* Aim: Your task is to repeat all of the material exactly.

*****

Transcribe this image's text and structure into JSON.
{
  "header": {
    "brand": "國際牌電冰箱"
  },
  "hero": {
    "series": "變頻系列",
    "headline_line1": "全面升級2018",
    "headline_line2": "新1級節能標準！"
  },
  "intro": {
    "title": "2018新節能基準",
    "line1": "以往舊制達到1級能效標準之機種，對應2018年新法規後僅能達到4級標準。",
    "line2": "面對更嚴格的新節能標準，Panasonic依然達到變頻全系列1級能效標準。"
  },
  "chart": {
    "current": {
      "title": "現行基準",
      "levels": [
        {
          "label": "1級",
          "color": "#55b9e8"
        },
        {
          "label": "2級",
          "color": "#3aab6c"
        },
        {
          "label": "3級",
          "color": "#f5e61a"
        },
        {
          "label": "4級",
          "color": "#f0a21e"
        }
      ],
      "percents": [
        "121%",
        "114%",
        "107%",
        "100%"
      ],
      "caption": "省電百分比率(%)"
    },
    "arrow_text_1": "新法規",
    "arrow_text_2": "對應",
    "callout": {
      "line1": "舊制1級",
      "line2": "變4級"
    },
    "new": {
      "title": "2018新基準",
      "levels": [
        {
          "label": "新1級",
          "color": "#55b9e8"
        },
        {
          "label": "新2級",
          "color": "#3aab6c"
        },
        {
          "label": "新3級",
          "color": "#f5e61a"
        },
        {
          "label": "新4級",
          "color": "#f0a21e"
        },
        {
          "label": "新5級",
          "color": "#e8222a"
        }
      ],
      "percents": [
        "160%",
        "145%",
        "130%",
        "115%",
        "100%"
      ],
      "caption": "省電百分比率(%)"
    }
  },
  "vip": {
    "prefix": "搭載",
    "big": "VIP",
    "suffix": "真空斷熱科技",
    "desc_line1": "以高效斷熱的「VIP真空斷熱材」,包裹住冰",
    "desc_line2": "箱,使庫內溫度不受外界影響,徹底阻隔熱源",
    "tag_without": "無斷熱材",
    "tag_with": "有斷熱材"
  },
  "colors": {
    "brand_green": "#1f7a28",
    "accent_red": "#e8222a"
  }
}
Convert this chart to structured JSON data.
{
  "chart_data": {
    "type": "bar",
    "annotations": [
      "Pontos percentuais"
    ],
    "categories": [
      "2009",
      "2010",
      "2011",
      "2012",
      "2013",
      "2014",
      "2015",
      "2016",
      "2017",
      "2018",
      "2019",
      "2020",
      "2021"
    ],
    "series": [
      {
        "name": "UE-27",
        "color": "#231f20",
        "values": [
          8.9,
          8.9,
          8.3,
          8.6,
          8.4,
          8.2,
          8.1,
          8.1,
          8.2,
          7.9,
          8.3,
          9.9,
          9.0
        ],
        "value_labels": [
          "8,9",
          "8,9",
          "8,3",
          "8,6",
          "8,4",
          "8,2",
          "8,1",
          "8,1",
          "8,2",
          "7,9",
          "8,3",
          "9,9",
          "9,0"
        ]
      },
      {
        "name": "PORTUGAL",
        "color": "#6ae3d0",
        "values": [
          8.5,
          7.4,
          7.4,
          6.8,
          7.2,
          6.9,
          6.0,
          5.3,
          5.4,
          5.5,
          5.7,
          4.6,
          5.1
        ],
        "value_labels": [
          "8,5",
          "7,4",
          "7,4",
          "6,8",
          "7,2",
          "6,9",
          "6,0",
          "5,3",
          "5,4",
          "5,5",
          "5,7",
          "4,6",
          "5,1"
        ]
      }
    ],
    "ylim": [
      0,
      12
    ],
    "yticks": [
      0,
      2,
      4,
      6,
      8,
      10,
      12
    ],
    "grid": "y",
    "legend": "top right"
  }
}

*****

* Result of the exercise:
Transcribe this image's text and structure into JSON.
{
  "header": {
    "brand": "國際牌電冰箱"
  },
  "hero": {
    "series": "變頻系列",
    "headline_line1": "全面升級2018",
    "headline_line2": "新1級節能標準！"
  },
  "intro": {
    "title": "2018新節能基準",
    "line1": "以往舊制達到1級能效標準之機種，對應2018年新法規後僅能達到4級標準。",
    "line2": "面對更嚴格的新節能標準，Panasonic依然達到變頻全系列1級能效標準。"
  },
  "chart": {
    "current": {
      "title": "現行基準",
      "levels": [
        {
          "label": "1級",
          "color": "#55b9e8"
        },
        {
          "label": "2級",
          "color": "#3aab6c"
        },
        {
          "label": "3級",
          "color": "#f5e61a"
        },
        {
          "label": "4級",
          "color": "#f0a21e"
        }
      ],
      "percents": [
        "121%",
        "114%",
        "107%",
        "100%"
      ],
      "caption": "省電百分比率(%)"
    },
    "arrow_text_1": "新法規",
    "arrow_text_2": "對應",
    "callout": {
      "line1": "舊制1級",
      "line2": "變4級"
    },
    "new": {
      "title": "2018新基準",
      "levels": [
        {
          "label": "新1級",
          "color": "#55b9e8"
        },
        {
          "label": "新2級",
          "color": "#3aab6c"
        },
        {
          "label": "新3級",
          "color": "#f5e61a"
        },
        {
          "label": "新4級",
          "color": "#f0a21e"
        },
        {
          "label": "新5級",
          "color": "#e8222a"
        }
      ],
      "percents": [
        "160%",
        "145%",
        "130%",
        "115%",
        "100%"
      ],
      "caption": "省電百分比率(%)"
    }
  },
  "vip": {
    "prefix": "搭載",
    "big": "VIP",
    "suffix": "真空斷熱科技",
    "desc_line1": "以高效斷熱的「VIP真空斷熱材」,包裹住冰",
    "desc_line2": "箱,使庫內溫度不受外界影響,徹底阻隔熱源",
    "tag_without": "無斷熱材",
    "tag_with": "有斷熱材"
  },
  "colors": {
    "brand_green": "#1f7a28",
    "accent_red": "#e8222a"
  }
}
Convert this chart to structured JSON data.
{
  "chart_data": {
    "type": "bar",
    "annotations": [
      "Pontos percentuais"
    ],
    "categories": [
      "2009",
      "2010",
      "2011",
      "2012",
      "2013",
      "2014",
      "2015",
      "2016",
      "2017",
      "2018",
      "2019",
      "2020",
      "2021"
    ],
    "series": [
      {
        "name": "UE-27",
        "color": "#231f20",
        "values": [
          8.9,
          8.9,
          8.3,
          8.6,
          8.4,
          8.2,
          8.1,
          8.1,
          8.2,
          7.9,
          8.3,
          9.9,
          9.0
        ],
        "value_labels": [
          "8,9",
          "8,9",
          "8,3",
          "8,6",
          "8,4",
          "8,2",
          "8,1",
          "8,1",
          "8,2",
          "7,9",
          "8,3",
          "9,9",
          "9,0"
        ]
      },
      {
        "name": "PORTUGAL",
        "color": "#6ae3d0",
        "values": [
          8.5,
          7.4,
          7.4,
          6.8,
          7.2,
          6.9,
          6.0,
          5.3,
          5.4,
          5.5,
          5.7,
          4.6,
          5.1
        ],
        "value_labels": [
          "8,5",
          "7,4",
          "7,4",
          "6,8",
          "7,2",
          "6,9",
          "6,0",
          "5,3",
          "5,4",
          "5,5",
          "5,7",
          "4,6",
          "5,1"
        ]
      }
    ],
    "ylim": [
      0,
      12
    ],
    "yticks": [
      0,
      2,
      4,
      6,
      8,
      10,
      12
    ],
    "grid": "y",
    "legend": "top right"
  }
}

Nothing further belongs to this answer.